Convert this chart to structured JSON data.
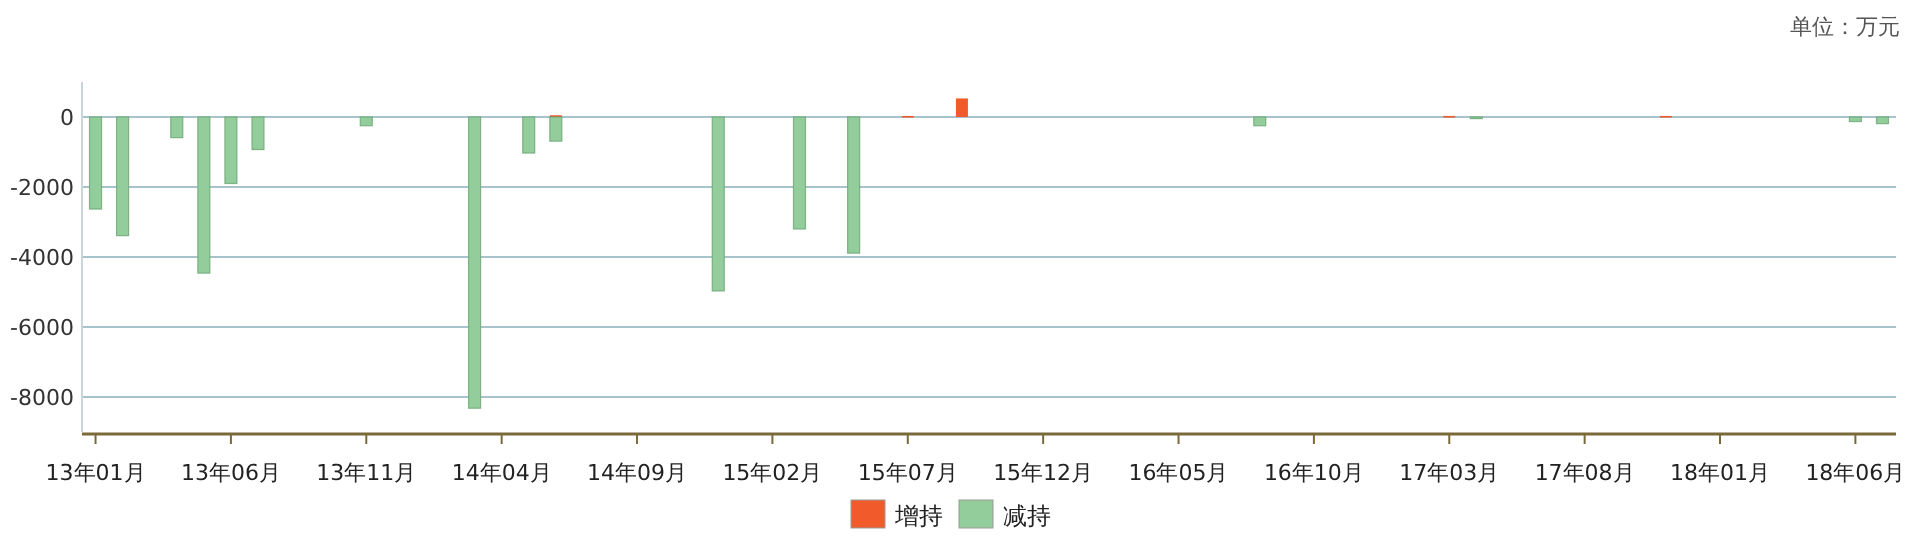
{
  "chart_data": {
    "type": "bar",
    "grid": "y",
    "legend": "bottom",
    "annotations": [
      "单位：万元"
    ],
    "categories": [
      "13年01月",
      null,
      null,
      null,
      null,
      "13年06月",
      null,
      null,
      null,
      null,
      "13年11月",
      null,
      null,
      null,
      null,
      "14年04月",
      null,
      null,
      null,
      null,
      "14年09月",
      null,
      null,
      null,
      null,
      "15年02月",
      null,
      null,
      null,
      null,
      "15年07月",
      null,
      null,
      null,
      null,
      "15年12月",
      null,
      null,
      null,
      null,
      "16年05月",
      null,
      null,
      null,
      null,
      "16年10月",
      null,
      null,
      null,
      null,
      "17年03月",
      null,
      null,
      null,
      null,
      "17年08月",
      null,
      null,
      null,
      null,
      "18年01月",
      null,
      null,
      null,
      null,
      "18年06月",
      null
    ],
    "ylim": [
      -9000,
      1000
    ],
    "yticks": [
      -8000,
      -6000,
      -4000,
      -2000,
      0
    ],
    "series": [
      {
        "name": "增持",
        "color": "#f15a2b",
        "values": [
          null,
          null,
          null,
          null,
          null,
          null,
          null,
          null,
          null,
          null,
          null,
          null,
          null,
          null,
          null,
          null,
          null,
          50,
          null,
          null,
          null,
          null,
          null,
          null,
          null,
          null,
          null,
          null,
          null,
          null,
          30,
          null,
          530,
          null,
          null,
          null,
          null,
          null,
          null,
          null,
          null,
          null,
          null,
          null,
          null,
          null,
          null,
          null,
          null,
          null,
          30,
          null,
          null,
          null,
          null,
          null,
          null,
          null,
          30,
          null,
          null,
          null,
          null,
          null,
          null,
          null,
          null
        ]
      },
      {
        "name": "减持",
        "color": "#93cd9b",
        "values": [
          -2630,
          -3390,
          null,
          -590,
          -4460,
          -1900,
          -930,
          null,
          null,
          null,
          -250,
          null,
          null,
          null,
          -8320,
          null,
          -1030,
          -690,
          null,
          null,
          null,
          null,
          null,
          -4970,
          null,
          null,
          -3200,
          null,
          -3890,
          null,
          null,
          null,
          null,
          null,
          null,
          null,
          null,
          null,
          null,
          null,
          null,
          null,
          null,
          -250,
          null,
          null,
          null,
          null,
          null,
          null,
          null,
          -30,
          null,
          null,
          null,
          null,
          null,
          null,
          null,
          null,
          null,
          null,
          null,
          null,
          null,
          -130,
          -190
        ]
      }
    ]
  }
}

## [Work to complete]
Transcribe the full listing character for character. Pictures are excluded.

## [Answer to this exercise]
Convert this chart to structured JSON data.
{
  "chart_data": {
    "type": "bar",
    "grid": "y",
    "legend": "bottom",
    "annotations": [
      "单位：万元"
    ],
    "categories": [
      "13年01月",
      null,
      null,
      null,
      null,
      "13年06月",
      null,
      null,
      null,
      null,
      "13年11月",
      null,
      null,
      null,
      null,
      "14年04月",
      null,
      null,
      null,
      null,
      "14年09月",
      null,
      null,
      null,
      null,
      "15年02月",
      null,
      null,
      null,
      null,
      "15年07月",
      null,
      null,
      null,
      null,
      "15年12月",
      null,
      null,
      null,
      null,
      "16年05月",
      null,
      null,
      null,
      null,
      "16年10月",
      null,
      null,
      null,
      null,
      "17年03月",
      null,
      null,
      null,
      null,
      "17年08月",
      null,
      null,
      null,
      null,
      "18年01月",
      null,
      null,
      null,
      null,
      "18年06月",
      null
    ],
    "ylim": [
      -9000,
      1000
    ],
    "yticks": [
      -8000,
      -6000,
      -4000,
      -2000,
      0
    ],
    "series": [
      {
        "name": "增持",
        "color": "#f15a2b",
        "values": [
          null,
          null,
          null,
          null,
          null,
          null,
          null,
          null,
          null,
          null,
          null,
          null,
          null,
          null,
          null,
          null,
          null,
          50,
          null,
          null,
          null,
          null,
          null,
          null,
          null,
          null,
          null,
          null,
          null,
          null,
          30,
          null,
          530,
          null,
          null,
          null,
          null,
          null,
          null,
          null,
          null,
          null,
          null,
          null,
          null,
          null,
          null,
          null,
          null,
          null,
          30,
          null,
          null,
          null,
          null,
          null,
          null,
          null,
          30,
          null,
          null,
          null,
          null,
          null,
          null,
          null,
          null
        ]
      },
      {
        "name": "减持",
        "color": "#93cd9b",
        "values": [
          -2630,
          -3390,
          null,
          -590,
          -4460,
          -1900,
          -930,
          null,
          null,
          null,
          -250,
          null,
          null,
          null,
          -8320,
          null,
          -1030,
          -690,
          null,
          null,
          null,
          null,
          null,
          -4970,
          null,
          null,
          -3200,
          null,
          -3890,
          null,
          null,
          null,
          null,
          null,
          null,
          null,
          null,
          null,
          null,
          null,
          null,
          null,
          null,
          -250,
          null,
          null,
          null,
          null,
          null,
          null,
          null,
          -30,
          null,
          null,
          null,
          null,
          null,
          null,
          null,
          null,
          null,
          null,
          null,
          null,
          null,
          -130,
          -190
        ]
      }
    ]
  }
}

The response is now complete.